## EXERCISE GOAL
In the entries that follow, find the word "符合条件的学生要尽快到户籍所在地村" and report each line it is on.

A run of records
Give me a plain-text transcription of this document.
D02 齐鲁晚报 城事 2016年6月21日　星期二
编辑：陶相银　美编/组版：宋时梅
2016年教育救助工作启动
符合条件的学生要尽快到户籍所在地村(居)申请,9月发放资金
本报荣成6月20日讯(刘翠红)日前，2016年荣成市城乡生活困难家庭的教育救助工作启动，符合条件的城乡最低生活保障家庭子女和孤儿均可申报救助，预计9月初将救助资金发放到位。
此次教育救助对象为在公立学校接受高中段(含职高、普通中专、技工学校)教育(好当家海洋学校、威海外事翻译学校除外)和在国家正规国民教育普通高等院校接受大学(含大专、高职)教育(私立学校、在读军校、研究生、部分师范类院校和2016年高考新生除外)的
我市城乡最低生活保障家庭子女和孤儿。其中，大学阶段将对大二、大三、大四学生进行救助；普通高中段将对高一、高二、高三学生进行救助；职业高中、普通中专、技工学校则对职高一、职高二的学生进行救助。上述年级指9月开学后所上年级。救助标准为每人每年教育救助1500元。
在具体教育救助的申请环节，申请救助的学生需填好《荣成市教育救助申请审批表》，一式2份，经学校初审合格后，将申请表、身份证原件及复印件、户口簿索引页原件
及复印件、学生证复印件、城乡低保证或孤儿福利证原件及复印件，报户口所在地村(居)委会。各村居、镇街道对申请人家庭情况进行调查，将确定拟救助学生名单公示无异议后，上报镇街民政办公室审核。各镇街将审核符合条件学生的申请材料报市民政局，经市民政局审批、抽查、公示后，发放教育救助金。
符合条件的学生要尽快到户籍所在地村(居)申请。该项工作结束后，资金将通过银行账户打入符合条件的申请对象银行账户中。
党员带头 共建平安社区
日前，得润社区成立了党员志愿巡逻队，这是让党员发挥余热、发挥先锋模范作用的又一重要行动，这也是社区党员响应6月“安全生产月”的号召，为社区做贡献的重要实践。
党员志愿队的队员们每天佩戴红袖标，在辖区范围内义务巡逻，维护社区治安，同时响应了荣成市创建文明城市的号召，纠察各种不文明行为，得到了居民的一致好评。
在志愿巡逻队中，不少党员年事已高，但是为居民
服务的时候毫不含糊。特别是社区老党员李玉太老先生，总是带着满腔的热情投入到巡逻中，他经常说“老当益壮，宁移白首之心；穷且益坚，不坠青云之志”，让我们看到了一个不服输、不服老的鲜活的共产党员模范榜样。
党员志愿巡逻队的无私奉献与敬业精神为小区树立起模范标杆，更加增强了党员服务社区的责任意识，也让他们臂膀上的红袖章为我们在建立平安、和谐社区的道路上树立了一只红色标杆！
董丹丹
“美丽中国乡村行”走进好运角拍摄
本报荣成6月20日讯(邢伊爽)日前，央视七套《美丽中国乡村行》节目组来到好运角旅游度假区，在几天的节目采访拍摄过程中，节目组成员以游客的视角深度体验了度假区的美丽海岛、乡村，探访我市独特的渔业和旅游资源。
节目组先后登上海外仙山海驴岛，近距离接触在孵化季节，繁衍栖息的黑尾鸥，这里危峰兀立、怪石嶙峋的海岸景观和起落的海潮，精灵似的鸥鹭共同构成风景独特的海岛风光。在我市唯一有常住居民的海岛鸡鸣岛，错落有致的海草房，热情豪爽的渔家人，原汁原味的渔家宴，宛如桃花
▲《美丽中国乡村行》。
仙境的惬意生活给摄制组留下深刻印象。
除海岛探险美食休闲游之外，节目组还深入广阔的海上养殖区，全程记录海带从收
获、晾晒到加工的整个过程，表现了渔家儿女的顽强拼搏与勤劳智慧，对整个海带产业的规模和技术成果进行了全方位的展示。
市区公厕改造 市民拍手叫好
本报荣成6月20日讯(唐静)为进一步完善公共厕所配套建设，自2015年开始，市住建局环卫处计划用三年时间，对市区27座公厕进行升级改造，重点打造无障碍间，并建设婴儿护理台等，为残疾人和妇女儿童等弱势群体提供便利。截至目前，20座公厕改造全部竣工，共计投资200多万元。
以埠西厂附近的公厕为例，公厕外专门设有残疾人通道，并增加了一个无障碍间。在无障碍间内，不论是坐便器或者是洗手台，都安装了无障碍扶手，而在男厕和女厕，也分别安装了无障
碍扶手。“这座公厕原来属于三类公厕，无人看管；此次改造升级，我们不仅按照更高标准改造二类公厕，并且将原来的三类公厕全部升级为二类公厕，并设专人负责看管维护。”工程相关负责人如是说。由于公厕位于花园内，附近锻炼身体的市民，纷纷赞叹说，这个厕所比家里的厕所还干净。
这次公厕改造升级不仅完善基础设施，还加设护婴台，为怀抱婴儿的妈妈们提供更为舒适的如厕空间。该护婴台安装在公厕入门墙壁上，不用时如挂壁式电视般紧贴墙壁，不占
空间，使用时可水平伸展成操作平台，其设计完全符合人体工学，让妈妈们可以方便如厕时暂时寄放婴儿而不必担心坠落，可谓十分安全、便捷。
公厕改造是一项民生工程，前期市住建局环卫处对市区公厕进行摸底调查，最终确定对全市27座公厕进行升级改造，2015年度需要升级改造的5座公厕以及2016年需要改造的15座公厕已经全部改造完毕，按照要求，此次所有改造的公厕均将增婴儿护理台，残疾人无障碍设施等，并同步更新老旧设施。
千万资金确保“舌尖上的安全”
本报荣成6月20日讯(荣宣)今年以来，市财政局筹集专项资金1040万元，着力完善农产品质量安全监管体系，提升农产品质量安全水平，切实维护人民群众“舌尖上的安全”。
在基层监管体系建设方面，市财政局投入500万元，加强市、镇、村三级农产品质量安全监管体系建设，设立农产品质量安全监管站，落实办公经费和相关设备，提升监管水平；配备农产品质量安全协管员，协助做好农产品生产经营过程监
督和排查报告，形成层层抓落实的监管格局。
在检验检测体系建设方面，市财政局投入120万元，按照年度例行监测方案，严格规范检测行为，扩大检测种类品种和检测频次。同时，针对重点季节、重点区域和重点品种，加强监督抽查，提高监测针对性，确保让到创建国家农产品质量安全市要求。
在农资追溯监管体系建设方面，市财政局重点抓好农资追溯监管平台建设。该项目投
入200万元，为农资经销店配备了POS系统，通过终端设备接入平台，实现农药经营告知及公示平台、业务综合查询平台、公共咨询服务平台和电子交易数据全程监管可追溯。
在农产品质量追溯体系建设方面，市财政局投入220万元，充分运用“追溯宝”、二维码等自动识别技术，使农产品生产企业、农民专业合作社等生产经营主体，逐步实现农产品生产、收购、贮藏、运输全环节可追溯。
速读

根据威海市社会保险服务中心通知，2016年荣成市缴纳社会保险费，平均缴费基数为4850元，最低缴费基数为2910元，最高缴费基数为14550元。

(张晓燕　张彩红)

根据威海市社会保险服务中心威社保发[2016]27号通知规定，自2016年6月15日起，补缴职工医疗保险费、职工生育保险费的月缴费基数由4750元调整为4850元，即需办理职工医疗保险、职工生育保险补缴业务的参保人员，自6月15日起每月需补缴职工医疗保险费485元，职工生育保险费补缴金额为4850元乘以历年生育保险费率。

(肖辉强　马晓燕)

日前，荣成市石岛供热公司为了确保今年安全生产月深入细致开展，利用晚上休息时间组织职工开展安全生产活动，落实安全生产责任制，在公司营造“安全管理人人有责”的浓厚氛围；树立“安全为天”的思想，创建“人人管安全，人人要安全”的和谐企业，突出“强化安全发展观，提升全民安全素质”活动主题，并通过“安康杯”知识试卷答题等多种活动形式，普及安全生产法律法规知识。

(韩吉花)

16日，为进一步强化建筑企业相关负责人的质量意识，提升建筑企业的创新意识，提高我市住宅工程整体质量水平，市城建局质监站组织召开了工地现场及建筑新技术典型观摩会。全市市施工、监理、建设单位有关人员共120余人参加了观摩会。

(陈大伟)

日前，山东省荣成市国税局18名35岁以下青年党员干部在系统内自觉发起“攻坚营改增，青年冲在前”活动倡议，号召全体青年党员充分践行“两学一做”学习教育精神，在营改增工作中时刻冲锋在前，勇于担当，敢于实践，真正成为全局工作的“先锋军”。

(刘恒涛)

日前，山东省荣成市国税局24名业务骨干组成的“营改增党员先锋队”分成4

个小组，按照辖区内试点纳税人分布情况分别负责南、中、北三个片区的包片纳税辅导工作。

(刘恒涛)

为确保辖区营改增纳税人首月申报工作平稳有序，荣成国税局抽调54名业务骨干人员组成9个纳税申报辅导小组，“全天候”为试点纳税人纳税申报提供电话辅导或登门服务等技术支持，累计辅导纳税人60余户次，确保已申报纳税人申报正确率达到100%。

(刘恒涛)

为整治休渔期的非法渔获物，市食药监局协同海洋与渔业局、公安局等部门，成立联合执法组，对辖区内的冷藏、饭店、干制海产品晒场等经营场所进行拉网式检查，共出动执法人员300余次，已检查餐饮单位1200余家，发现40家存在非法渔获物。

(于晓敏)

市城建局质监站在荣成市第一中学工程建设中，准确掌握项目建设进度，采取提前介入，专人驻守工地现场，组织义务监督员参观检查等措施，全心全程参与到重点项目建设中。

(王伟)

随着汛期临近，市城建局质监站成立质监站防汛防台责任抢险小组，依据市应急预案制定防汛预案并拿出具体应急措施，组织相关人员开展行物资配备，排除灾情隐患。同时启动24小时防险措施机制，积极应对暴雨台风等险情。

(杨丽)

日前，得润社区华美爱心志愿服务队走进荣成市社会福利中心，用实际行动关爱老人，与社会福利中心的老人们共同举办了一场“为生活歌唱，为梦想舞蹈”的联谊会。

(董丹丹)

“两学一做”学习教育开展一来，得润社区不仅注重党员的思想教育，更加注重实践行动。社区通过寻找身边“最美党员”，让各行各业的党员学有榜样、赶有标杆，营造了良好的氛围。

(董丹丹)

## RESULT OF THIS EXERCISE
符合条件的学生要尽快到户籍所在地村(居)申请,9月发放资金
符合条件的学生要尽快到户籍所在地村(居)申请。该项工作结束后，资金将通过银行账户打入符合条件的申请对象银行账户中。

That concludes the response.